Return the listing word for word, as given.

## Begin Rows

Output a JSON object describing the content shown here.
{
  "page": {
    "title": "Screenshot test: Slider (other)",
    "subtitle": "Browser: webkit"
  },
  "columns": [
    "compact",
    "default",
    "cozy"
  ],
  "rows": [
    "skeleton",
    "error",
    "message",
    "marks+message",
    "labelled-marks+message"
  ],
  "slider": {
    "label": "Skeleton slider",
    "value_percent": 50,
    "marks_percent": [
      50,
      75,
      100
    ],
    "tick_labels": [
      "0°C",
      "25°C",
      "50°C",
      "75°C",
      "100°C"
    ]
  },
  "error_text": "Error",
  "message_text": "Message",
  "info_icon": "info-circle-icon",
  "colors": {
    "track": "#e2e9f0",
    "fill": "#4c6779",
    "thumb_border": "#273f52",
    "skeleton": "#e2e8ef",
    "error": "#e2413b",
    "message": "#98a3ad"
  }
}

## End Rows

Task result ▸
Output a JSON object describing the content shown here.
{
  "page": {
    "title": "Screenshot test: Slider (other)",
    "subtitle": "Browser: webkit"
  },
  "columns": [
    "compact",
    "default",
    "cozy"
  ],
  "rows": [
    "skeleton",
    "error",
    "message",
    "marks+message",
    "labelled-marks+message"
  ],
  "slider": {
    "label": "Skeleton slider",
    "value_percent": 50,
    "marks_percent": [
      50,
      75,
      100
    ],
    "tick_labels": [
      "0°C",
      "25°C",
      "50°C",
      "75°C",
      "100°C"
    ]
  },
  "error_text": "Error",
  "message_text": "Message",
  "info_icon": "info-circle-icon",
  "colors": {
    "track": "#e2e9f0",
    "fill": "#4c6779",
    "thumb_border": "#273f52",
    "skeleton": "#e2e8ef",
    "error": "#e2413b",
    "message": "#98a3ad"
  }
}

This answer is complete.